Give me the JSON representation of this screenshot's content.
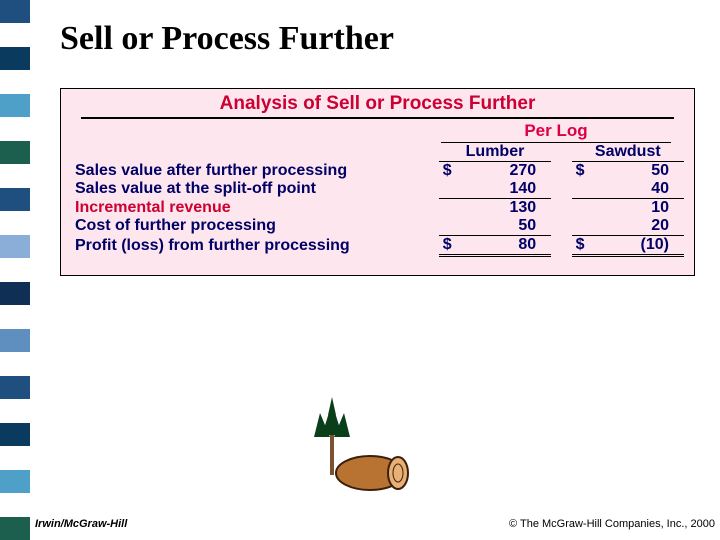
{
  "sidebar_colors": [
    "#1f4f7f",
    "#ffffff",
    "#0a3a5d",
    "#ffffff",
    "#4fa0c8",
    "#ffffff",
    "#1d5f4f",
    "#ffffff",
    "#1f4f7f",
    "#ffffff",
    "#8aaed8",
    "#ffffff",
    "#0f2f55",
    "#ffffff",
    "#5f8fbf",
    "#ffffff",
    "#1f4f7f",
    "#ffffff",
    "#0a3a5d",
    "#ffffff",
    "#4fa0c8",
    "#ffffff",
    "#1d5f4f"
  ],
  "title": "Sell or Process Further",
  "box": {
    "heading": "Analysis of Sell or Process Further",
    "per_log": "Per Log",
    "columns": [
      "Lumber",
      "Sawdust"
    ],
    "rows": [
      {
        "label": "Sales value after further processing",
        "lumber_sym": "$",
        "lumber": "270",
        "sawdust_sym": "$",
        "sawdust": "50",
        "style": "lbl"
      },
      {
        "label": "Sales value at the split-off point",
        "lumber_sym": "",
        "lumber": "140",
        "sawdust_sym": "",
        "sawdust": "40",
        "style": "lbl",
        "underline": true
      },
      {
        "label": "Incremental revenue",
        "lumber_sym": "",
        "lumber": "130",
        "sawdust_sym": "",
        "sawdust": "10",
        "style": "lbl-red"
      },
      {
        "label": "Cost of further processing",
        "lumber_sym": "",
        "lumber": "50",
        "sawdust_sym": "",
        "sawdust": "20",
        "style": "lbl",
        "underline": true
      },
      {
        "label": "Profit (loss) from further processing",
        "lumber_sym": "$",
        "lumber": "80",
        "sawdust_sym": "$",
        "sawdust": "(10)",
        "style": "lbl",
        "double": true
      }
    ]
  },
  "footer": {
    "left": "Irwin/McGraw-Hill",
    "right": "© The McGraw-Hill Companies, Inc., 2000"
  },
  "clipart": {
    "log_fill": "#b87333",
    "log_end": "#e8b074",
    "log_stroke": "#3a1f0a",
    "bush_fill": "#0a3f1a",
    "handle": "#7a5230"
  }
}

++++++++

## Your task:
Copy the entries exactly. Leave out the images.

## Solved exercise:
Give me the JSON representation of this screenshot's content.
{
  "sidebar_colors": [
    "#1f4f7f",
    "#ffffff",
    "#0a3a5d",
    "#ffffff",
    "#4fa0c8",
    "#ffffff",
    "#1d5f4f",
    "#ffffff",
    "#1f4f7f",
    "#ffffff",
    "#8aaed8",
    "#ffffff",
    "#0f2f55",
    "#ffffff",
    "#5f8fbf",
    "#ffffff",
    "#1f4f7f",
    "#ffffff",
    "#0a3a5d",
    "#ffffff",
    "#4fa0c8",
    "#ffffff",
    "#1d5f4f"
  ],
  "title": "Sell or Process Further",
  "box": {
    "heading": "Analysis of Sell or Process Further",
    "per_log": "Per Log",
    "columns": [
      "Lumber",
      "Sawdust"
    ],
    "rows": [
      {
        "label": "Sales value after further processing",
        "lumber_sym": "$",
        "lumber": "270",
        "sawdust_sym": "$",
        "sawdust": "50",
        "style": "lbl"
      },
      {
        "label": "Sales value at the split-off point",
        "lumber_sym": "",
        "lumber": "140",
        "sawdust_sym": "",
        "sawdust": "40",
        "style": "lbl",
        "underline": true
      },
      {
        "label": "Incremental revenue",
        "lumber_sym": "",
        "lumber": "130",
        "sawdust_sym": "",
        "sawdust": "10",
        "style": "lbl-red"
      },
      {
        "label": "Cost of further processing",
        "lumber_sym": "",
        "lumber": "50",
        "sawdust_sym": "",
        "sawdust": "20",
        "style": "lbl",
        "underline": true
      },
      {
        "label": "Profit (loss) from further processing",
        "lumber_sym": "$",
        "lumber": "80",
        "sawdust_sym": "$",
        "sawdust": "(10)",
        "style": "lbl",
        "double": true
      }
    ]
  },
  "footer": {
    "left": "Irwin/McGraw-Hill",
    "right": "© The McGraw-Hill Companies, Inc., 2000"
  },
  "clipart": {
    "log_fill": "#b87333",
    "log_end": "#e8b074",
    "log_stroke": "#3a1f0a",
    "bush_fill": "#0a3f1a",
    "handle": "#7a5230"
  }
}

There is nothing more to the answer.